*What is asked:*
Go through the records and extract every line with the word "alors".

--- Provided records ---

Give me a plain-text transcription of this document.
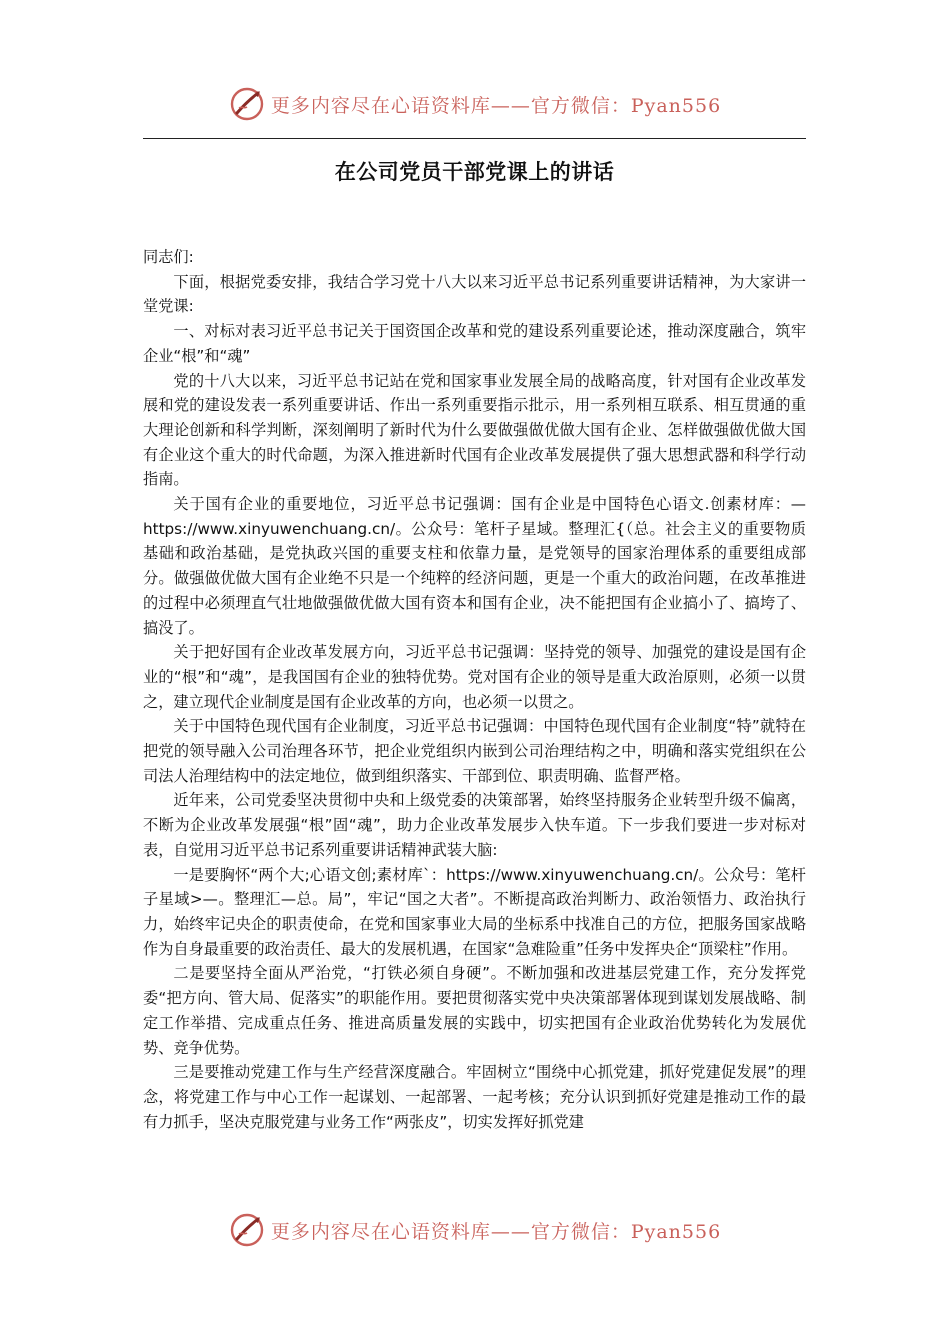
更多内容尽在心语资料库——官方微信：Pyan556
在公司党员干部党课上的讲话

同志们:

下面，根据党委安排，我结合学习党十八大以来习近平总书记系列重要讲话精神，为大家讲一堂党课:

一、对标对表习近平总书记关于国资国企改革和党的建设系列重要论述，推动深度融合，筑牢企业“根”和“魂”

党的十八大以来，习近平总书记站在党和国家事业发展全局的战略高度，针对国有企业改革发展和党的建设发表一系列重要讲话、作出一系列重要指示批示，用一系列相互联系、相互贯通的重大理论创新和科学判断，深刻阐明了新时代为什么要做强做优做大国有企业、怎样做强做优做大国有企业这个重大的时代命题，为深入推进新时代国有企业改革发展提供了强大思想武器和科学行动指南。

关于国有企业的重要地位，习近平总书记强调：国有企业是中国特色心语文.创素材库：—https://www.xinyuwenchuang.cn/。公众号：笔杆子星域。整理汇{（总。社会主义的重要物质基础和政治基础，是党执政兴国的重要支柱和依靠力量，是党领导的国家治理体系的重要组成部分。做强做优做大国有企业绝不只是一个纯粹的经济问题，更是一个重大的政治问题，在改革推进的过程中必须理直气壮地做强做优做大国有资本和国有企业，决不能把国有企业搞小了、搞垮了、搞没了。

关于把好国有企业改革发展方向，习近平总书记强调：坚持党的领导、加强党的建设是国有企业的“根”和“魂”，是我国国有企业的独特优势。党对国有企业的领导是重大政治原则，必须一以贯之，建立现代企业制度是国有企业改革的方向，也必须一以贯之。

关于中国特色现代国有企业制度，习近平总书记强调：中国特色现代国有企业制度“特”就特在把党的领导融入公司治理各环节，把企业党组织内嵌到公司治理结构之中，明确和落实党组织在公司法人治理结构中的法定地位，做到组织落实、干部到位、职责明确、监督严格。

近年来，公司党委坚决贯彻中央和上级党委的决策部署，始终坚持服务企业转型升级不偏离，不断为企业改革发展强“根”固“魂”，助力企业改革发展步入快车道。下一步我们要进一步对标对表，自觉用习近平总书记系列重要讲话精神武装大脑:

一是要胸怀“两个大;心语文创;素材库`：https://www.xinyuwenchuang.cn/。公众号：笔杆子星域>—。整理汇—总。局”，牢记“国之大者”。不断提高政治判断力、政治领悟力、政治执行力，始终牢记央企的职责使命，在党和国家事业大局的坐标系中找准自己的方位，把服务国家战略作为自身最重要的政治责任、最大的发展机遇，在国家“急难险重”任务中发挥央企“顶梁柱”作用。

二是要坚持全面从严治党，“打铁必须自身硬”。不断加强和改进基层党建工作，充分发挥党委“把方向、管大局、促落实”的职能作用。要把贯彻落实党中央决策部署体现到谋划发展战略、制定工作举措、完成重点任务、推进高质量发展的实践中，切实把国有企业政治优势转化为发展优势、竞争优势。

三是要推动党建工作与生产经营深度融合。牢固树立“围绕中心抓党建，抓好党建促发展”的理念，将党建工作与中心工作一起谋划、一起部署、一起考核；充分认识到抓好党建是推动工作的最有力抓手，坚决克服党建与业务工作“两张皮”，切实发挥好抓党建

更多内容尽在心语资料库——官方微信：Pyan556
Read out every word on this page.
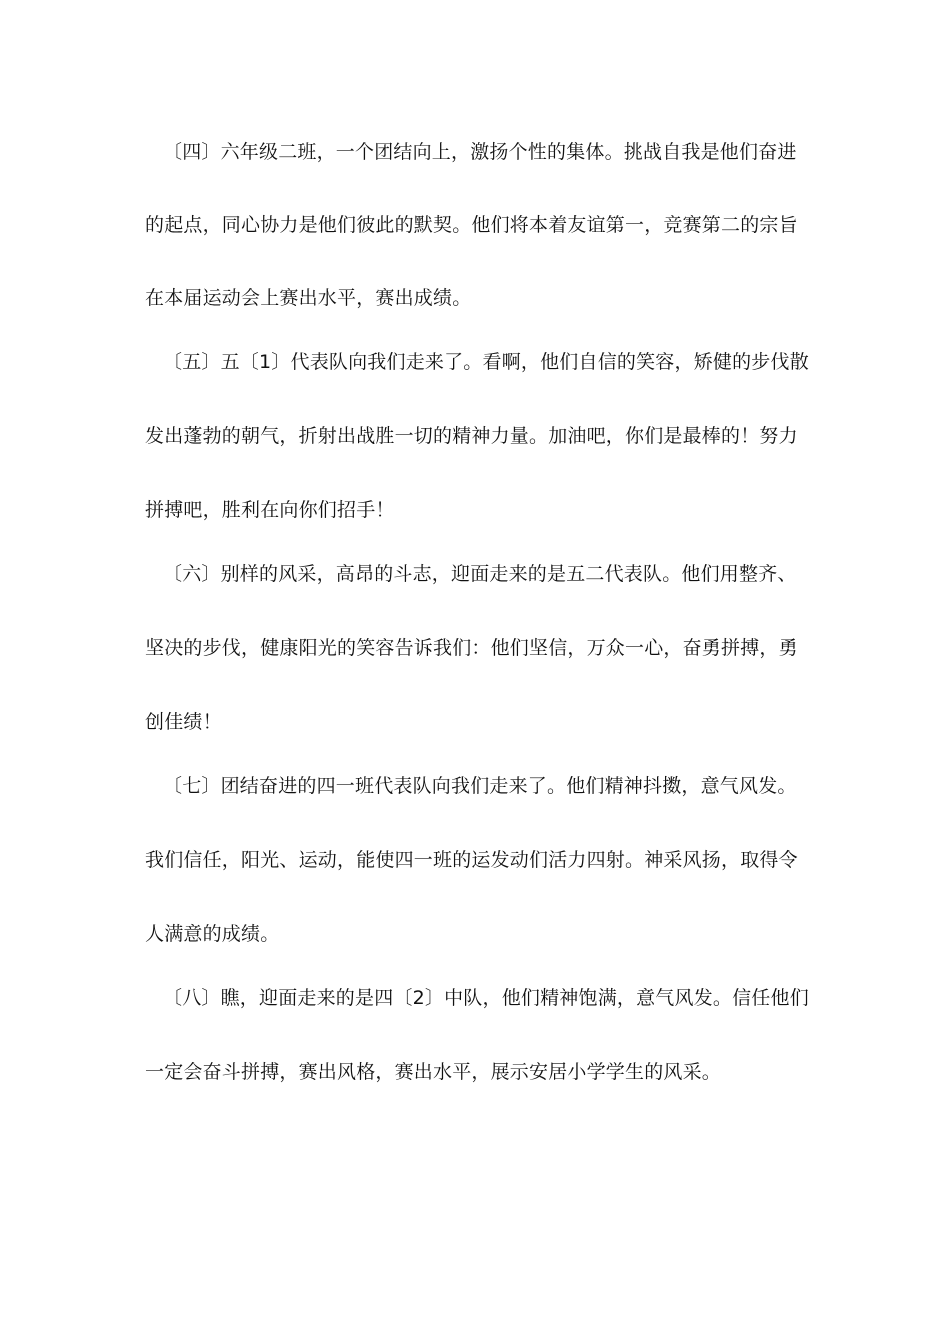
〔四〕六年级二班，一个团结向上，激扬个性的集体。挑战自我是他们奋进
的起点，同心协力是他们彼此的默契。他们将本着友谊第一，竞赛第二的宗旨
在本届运动会上赛出水平，赛出成绩。
〔五〕五〔1〕代表队向我们走来了。看啊，他们自信的笑容，矫健的步伐散
发出蓬勃的朝气，折射出战胜一切的精神力量。加油吧，你们是最棒的！努力
拼搏吧，胜利在向你们招手！
〔六〕别样的风采，高昂的斗志，迎面走来的是五二代表队。他们用整齐、
坚决的步伐，健康阳光的笑容告诉我们：他们坚信，万众一心，奋勇拼搏，勇
创佳绩！
〔七〕团结奋进的四一班代表队向我们走来了。他们精神抖擞，意气风发。
我们信任，阳光、运动，能使四一班的运发动们活力四射。神采风扬，取得令
人满意的成绩。
〔八〕瞧，迎面走来的是四〔2〕中队，他们精神饱满，意气风发。信任他们
一定会奋斗拼搏，赛出风格，赛出水平，展示安居小学学生的风采。
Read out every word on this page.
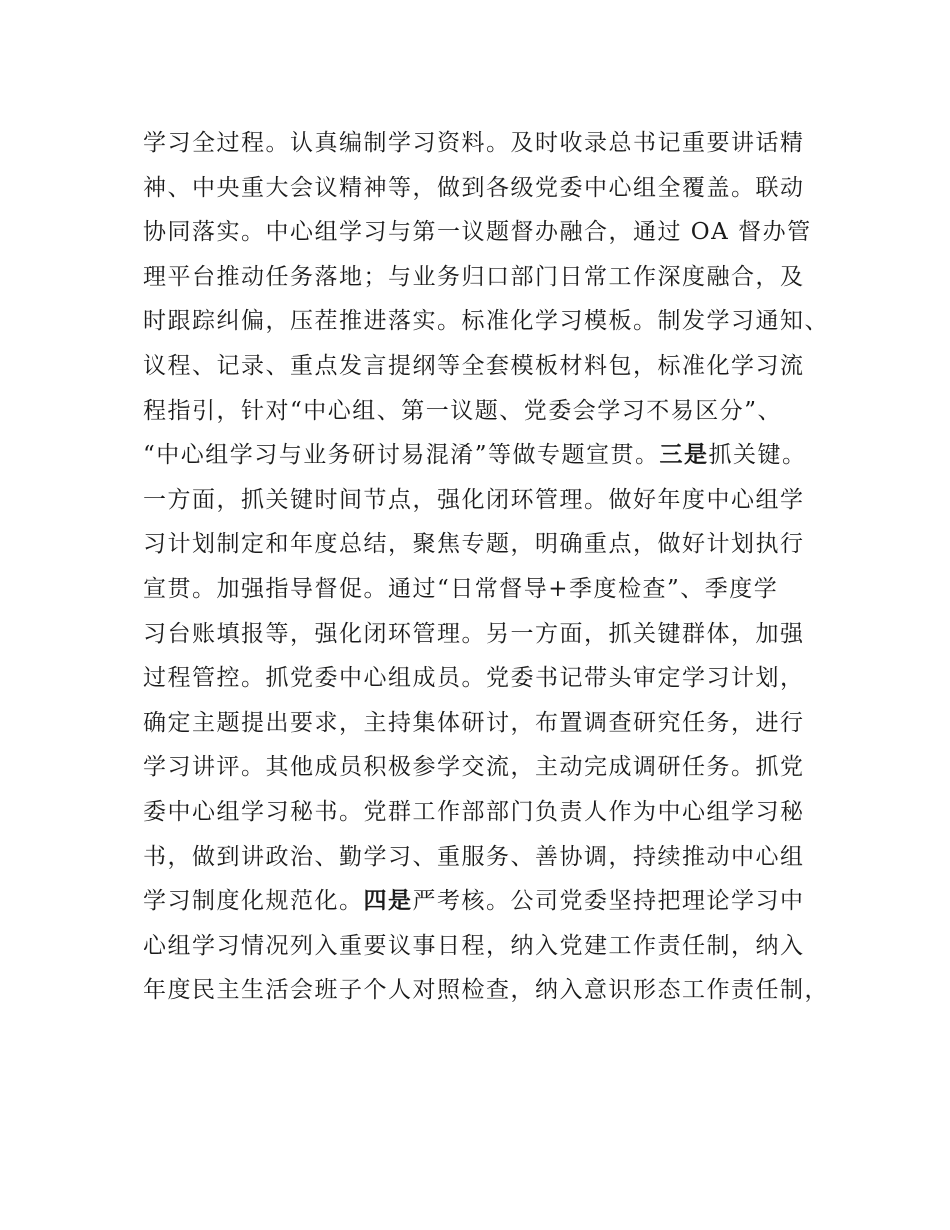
学习全过程。认真编制学习资料。及时收录总书记重要讲话精
神、中央重大会议精神等，做到各级党委中心组全覆盖。联动
协同落实。中心组学习与第一议题督办融合，通过 OA 督办管
理平台推动任务落地；与业务归口部门日常工作深度融合，及
时跟踪纠偏，压茬推进落实。标准化学习模板。制发学习通知、
议程、记录、重点发言提纲等全套模板材料包，标准化学习流
程指引，针对“中心组、第一议题、党委会学习不易区分”、
“中心组学习与业务研讨易混淆”等做专题宣贯。三是抓关键。
一方面，抓关键时间节点，强化闭环管理。做好年度中心组学
习计划制定和年度总结，聚焦专题，明确重点，做好计划执行
宣贯。加强指导督促。通过“日常督导+季度检查”、季度学
习台账填报等，强化闭环管理。另一方面，抓关键群体，加强
过程管控。抓党委中心组成员。党委书记带头审定学习计划，
确定主题提出要求，主持集体研讨，布置调查研究任务，进行
学习讲评。其他成员积极参学交流，主动完成调研任务。抓党
委中心组学习秘书。党群工作部部门负责人作为中心组学习秘
书，做到讲政治、勤学习、重服务、善协调，持续推动中心组
学习制度化规范化。四是严考核。公司党委坚持把理论学习中
心组学习情况列入重要议事日程，纳入党建工作责任制，纳入
年度民主生活会班子个人对照检查，纳入意识形态工作责任制，
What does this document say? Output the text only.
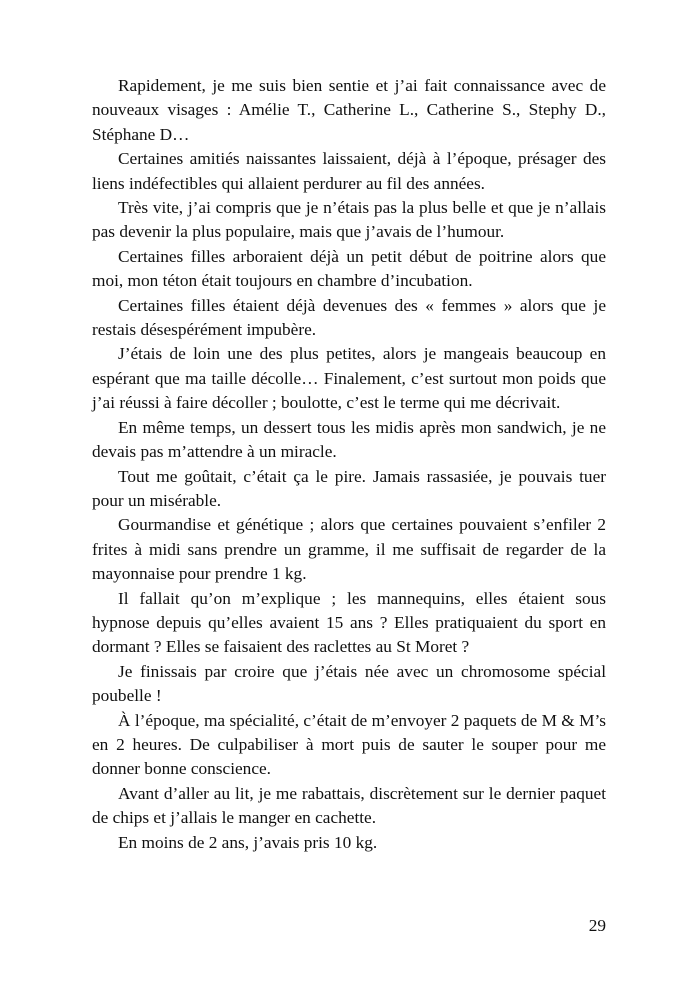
Rapidement, je me suis bien sentie et j’ai fait connaissance avec de nouveaux visages : Amélie T., Catherine L., Catherine S., Stephy D., Stéphane D…

Certaines amitiés naissantes laissaient, déjà à l’époque, présager des liens indéfectibles qui allaient perdurer au fil des années.

Très vite, j’ai compris que je n’étais pas la plus belle et que je n’allais pas devenir la plus populaire, mais que j’avais de l’humour.

Certaines filles arboraient déjà un petit début de poitrine alors que moi, mon téton était toujours en chambre d’incubation.

Certaines filles étaient déjà devenues des « femmes » alors que je restais désespérément impubère.

J’étais de loin une des plus petites, alors je mangeais beaucoup en espérant que ma taille décolle… Finalement, c’est surtout mon poids que j’ai réussi à faire décoller ; boulotte, c’est le terme qui me décrivait.

En même temps, un dessert tous les midis après mon sandwich, je ne devais pas m’attendre à un miracle.

Tout me goûtait, c’était ça le pire. Jamais rassasiée, je pouvais tuer pour un misérable.

Gourmandise et génétique ; alors que certaines pouvaient s’enfiler 2 frites à midi sans prendre un gramme, il me suffisait de regarder de la mayonnaise pour prendre 1 kg.

Il fallait qu’on m’explique ; les mannequins, elles étaient sous hypnose depuis qu’elles avaient 15 ans ? Elles pratiquaient du sport en dormant ? Elles se faisaient des raclettes au St Moret ?

Je finissais par croire que j’étais née avec un chromosome spécial poubelle !

À l’époque, ma spécialité, c’était de m’envoyer 2 paquets de M & M’s en 2 heures. De culpabiliser à mort puis de sauter le souper pour me donner bonne conscience.

Avant d’aller au lit, je me rabattais, discrètement sur le dernier paquet de chips et j’allais le manger en cachette.

En moins de 2 ans, j’avais pris 10 kg.

29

---

*Full output:*
Certaines filles arboraient déjà un petit début de poitrine alors que moi, mon téton était toujours en chambre d’incubation.
Certaines filles étaient déjà devenues des « femmes » alors que je restais désespérément impubère.
J’étais de loin une des plus petites, alors je mangeais beaucoup en espérant que ma taille décolle… Finalement, c’est surtout mon poids que j’ai réussi à faire décoller ; boulotte, c’est le terme qui me décrivait.
Gourmandise et génétique ; alors que certaines pouvaient s’enfiler 2 frites à midi sans prendre un gramme, il me suffisait de regarder de la mayonnaise pour prendre 1 kg.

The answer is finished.